**Direction:** Check each line of the listing for the string "Visualizar", count the lines that have it, and answer with that number only.

───── Entries shown

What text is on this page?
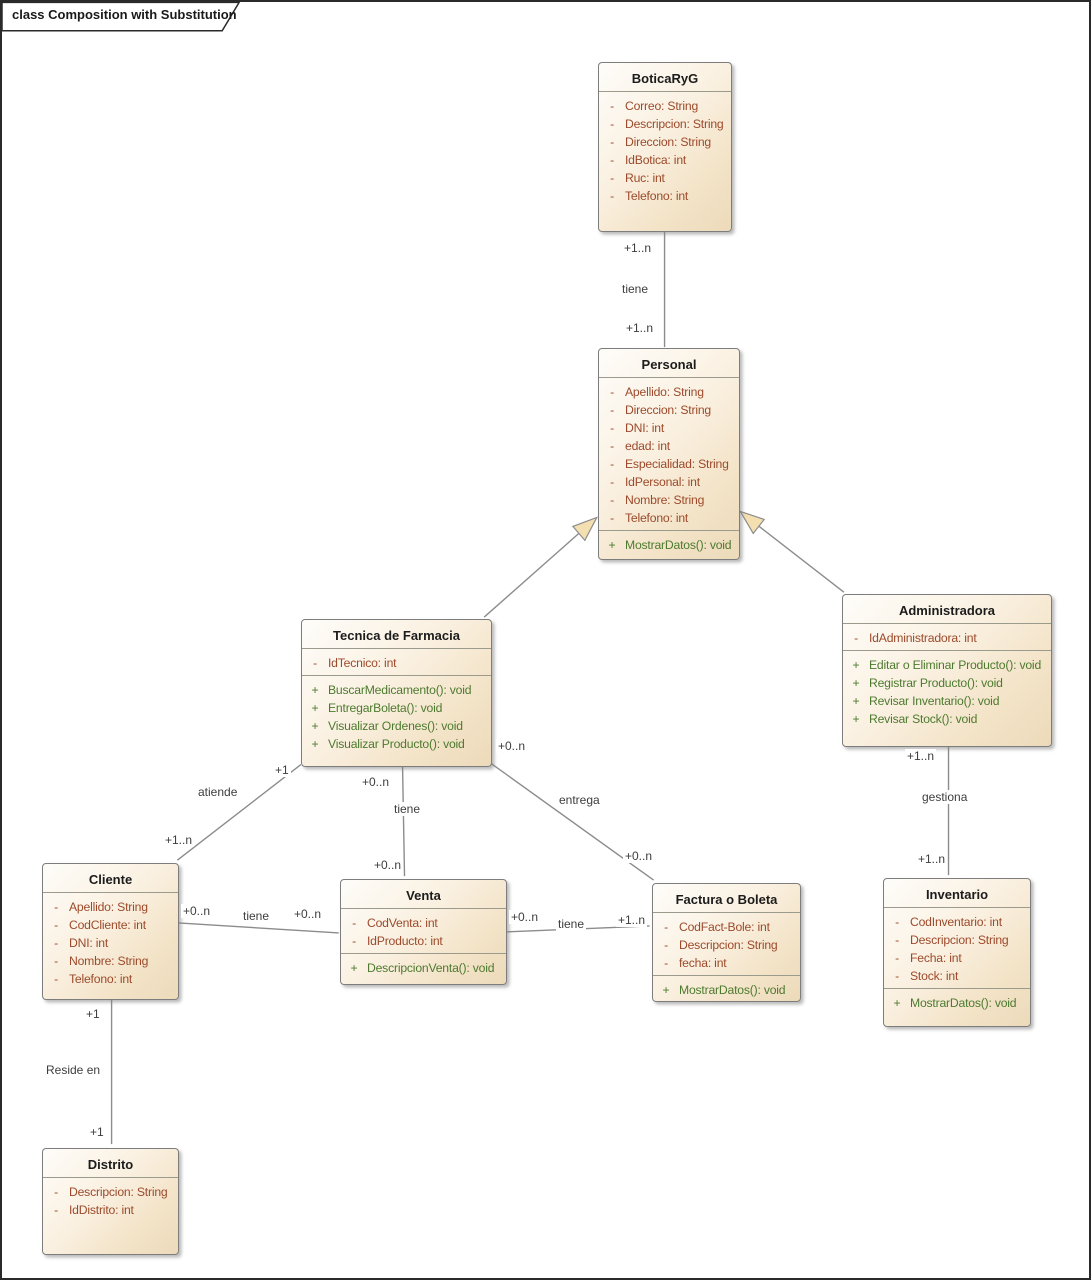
class Composition with Substitution
BoticaRyG
- Correo: String
- Descripcion: String
- Direccion: String
- IdBotica: int
- Ruc: int
- Telefono: int
Personal
- Apellido: String
- Direccion: String
- DNI: int
- edad: int
- Especialidad: String
- IdPersonal: int
- Nombre: String
- Telefono: int
+ MostrarDatos(): void
Tecnica de Farmacia
- IdTecnico: int
+ BuscarMedicamento(): void
+ EntregarBoleta(): void
+ Visualizar Ordenes(): void
+ Visualizar Producto(): void
Administradora
- IdAdministradora: int
+ Editar o Eliminar Producto(): void
+ Registrar Producto(): void
+ Revisar Inventario(): void
+ Revisar Stock(): void
Cliente
- Apellido: String
- CodCliente: int
- DNI: int
- Nombre: String
- Telefono: int
Venta
- CodVenta: int
- IdProducto: int
+ DescripcionVenta(): void
Factura o Boleta
- CodFact-Bole: int
- Descripcion: String
- fecha: int
+ MostrarDatos(): void
Inventario
- CodInventario: int
- Descripcion: String
- Fecha: int
- Stock: int
+ MostrarDatos(): void
Distrito
- Descripcion: String
- IdDistrito: int
+1..n
tiene
+1..n
+1
atiende
+1..n
+0..n
tiene
+0..n
+0..n
entrega
+0..n
+1..n
gestiona
+1..n
+0..n	tiene +0..n	+0..n tiene	+1..n
+1
Reside en
+1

──────────

**Response to the exercise:** 2